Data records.
────────────────

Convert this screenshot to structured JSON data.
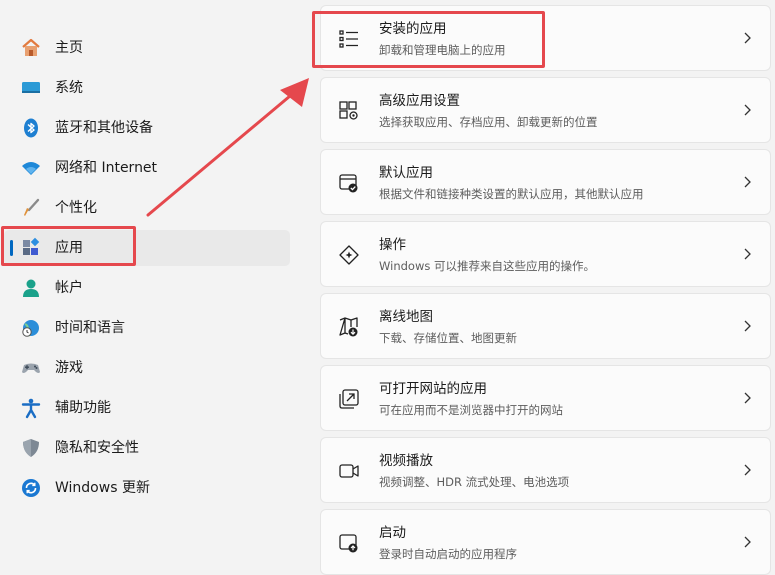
{
  "sidebar": {
    "items": [
      {
        "label": "主页",
        "icon": "home-icon",
        "name": "sidebar-item-home"
      },
      {
        "label": "系统",
        "icon": "system-display-icon",
        "name": "sidebar-item-system"
      },
      {
        "label": "蓝牙和其他设备",
        "icon": "bluetooth-icon",
        "name": "sidebar-item-bluetooth"
      },
      {
        "label": "网络和 Internet",
        "icon": "wifi-icon",
        "name": "sidebar-item-network"
      },
      {
        "label": "个性化",
        "icon": "brush-icon",
        "name": "sidebar-item-personalization"
      },
      {
        "label": "应用",
        "icon": "apps-icon",
        "name": "sidebar-item-apps",
        "selected": true
      },
      {
        "label": "帐户",
        "icon": "account-icon",
        "name": "sidebar-item-accounts"
      },
      {
        "label": "时间和语言",
        "icon": "time-language-icon",
        "name": "sidebar-item-time-language"
      },
      {
        "label": "游戏",
        "icon": "gamepad-icon",
        "name": "sidebar-item-gaming"
      },
      {
        "label": "辅助功能",
        "icon": "accessibility-icon",
        "name": "sidebar-item-accessibility"
      },
      {
        "label": "隐私和安全性",
        "icon": "shield-icon",
        "name": "sidebar-item-privacy"
      },
      {
        "label": "Windows 更新",
        "icon": "windows-update-icon",
        "name": "sidebar-item-windows-update"
      }
    ]
  },
  "main": {
    "cards": [
      {
        "title": "安装的应用",
        "desc": "卸载和管理电脑上的应用",
        "icon": "list-icon",
        "name": "installed-apps"
      },
      {
        "title": "高级应用设置",
        "desc": "选择获取应用、存档应用、卸载更新的位置",
        "icon": "advanced-app-settings-icon",
        "name": "advanced-app-settings"
      },
      {
        "title": "默认应用",
        "desc": "根据文件和链接种类设置的默认应用，其他默认应用",
        "icon": "default-apps-icon",
        "name": "default-apps"
      },
      {
        "title": "操作",
        "desc": "Windows 可以推荐来自这些应用的操作。",
        "icon": "actions-icon",
        "name": "actions"
      },
      {
        "title": "离线地图",
        "desc": "下载、存储位置、地图更新",
        "icon": "offline-map-icon",
        "name": "offline-maps"
      },
      {
        "title": "可打开网站的应用",
        "desc": "可在应用而不是浏览器中打开的网站",
        "icon": "open-website-icon",
        "name": "apps-for-websites"
      },
      {
        "title": "视频播放",
        "desc": "视频调整、HDR 流式处理、电池选项",
        "icon": "video-camera-icon",
        "name": "video-playback"
      },
      {
        "title": "启动",
        "desc": "登录时自动启动的应用程序",
        "icon": "startup-icon",
        "name": "startup"
      }
    ]
  },
  "colors": {
    "accent": "#0067c0",
    "highlight": "#e5484d"
  }
}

────────────────

Do this. Write the listing above out again exactly, dropping each image.

Output for this exercise.
Convert this screenshot to structured JSON data.
{
  "sidebar": {
    "items": [
      {
        "label": "主页",
        "icon": "home-icon",
        "name": "sidebar-item-home"
      },
      {
        "label": "系统",
        "icon": "system-display-icon",
        "name": "sidebar-item-system"
      },
      {
        "label": "蓝牙和其他设备",
        "icon": "bluetooth-icon",
        "name": "sidebar-item-bluetooth"
      },
      {
        "label": "网络和 Internet",
        "icon": "wifi-icon",
        "name": "sidebar-item-network"
      },
      {
        "label": "个性化",
        "icon": "brush-icon",
        "name": "sidebar-item-personalization"
      },
      {
        "label": "应用",
        "icon": "apps-icon",
        "name": "sidebar-item-apps",
        "selected": true
      },
      {
        "label": "帐户",
        "icon": "account-icon",
        "name": "sidebar-item-accounts"
      },
      {
        "label": "时间和语言",
        "icon": "time-language-icon",
        "name": "sidebar-item-time-language"
      },
      {
        "label": "游戏",
        "icon": "gamepad-icon",
        "name": "sidebar-item-gaming"
      },
      {
        "label": "辅助功能",
        "icon": "accessibility-icon",
        "name": "sidebar-item-accessibility"
      },
      {
        "label": "隐私和安全性",
        "icon": "shield-icon",
        "name": "sidebar-item-privacy"
      },
      {
        "label": "Windows 更新",
        "icon": "windows-update-icon",
        "name": "sidebar-item-windows-update"
      }
    ]
  },
  "main": {
    "cards": [
      {
        "title": "安装的应用",
        "desc": "卸载和管理电脑上的应用",
        "icon": "list-icon",
        "name": "installed-apps"
      },
      {
        "title": "高级应用设置",
        "desc": "选择获取应用、存档应用、卸载更新的位置",
        "icon": "advanced-app-settings-icon",
        "name": "advanced-app-settings"
      },
      {
        "title": "默认应用",
        "desc": "根据文件和链接种类设置的默认应用，其他默认应用",
        "icon": "default-apps-icon",
        "name": "default-apps"
      },
      {
        "title": "操作",
        "desc": "Windows 可以推荐来自这些应用的操作。",
        "icon": "actions-icon",
        "name": "actions"
      },
      {
        "title": "离线地图",
        "desc": "下载、存储位置、地图更新",
        "icon": "offline-map-icon",
        "name": "offline-maps"
      },
      {
        "title": "可打开网站的应用",
        "desc": "可在应用而不是浏览器中打开的网站",
        "icon": "open-website-icon",
        "name": "apps-for-websites"
      },
      {
        "title": "视频播放",
        "desc": "视频调整、HDR 流式处理、电池选项",
        "icon": "video-camera-icon",
        "name": "video-playback"
      },
      {
        "title": "启动",
        "desc": "登录时自动启动的应用程序",
        "icon": "startup-icon",
        "name": "startup"
      }
    ]
  },
  "colors": {
    "accent": "#0067c0",
    "highlight": "#e5484d"
  }
}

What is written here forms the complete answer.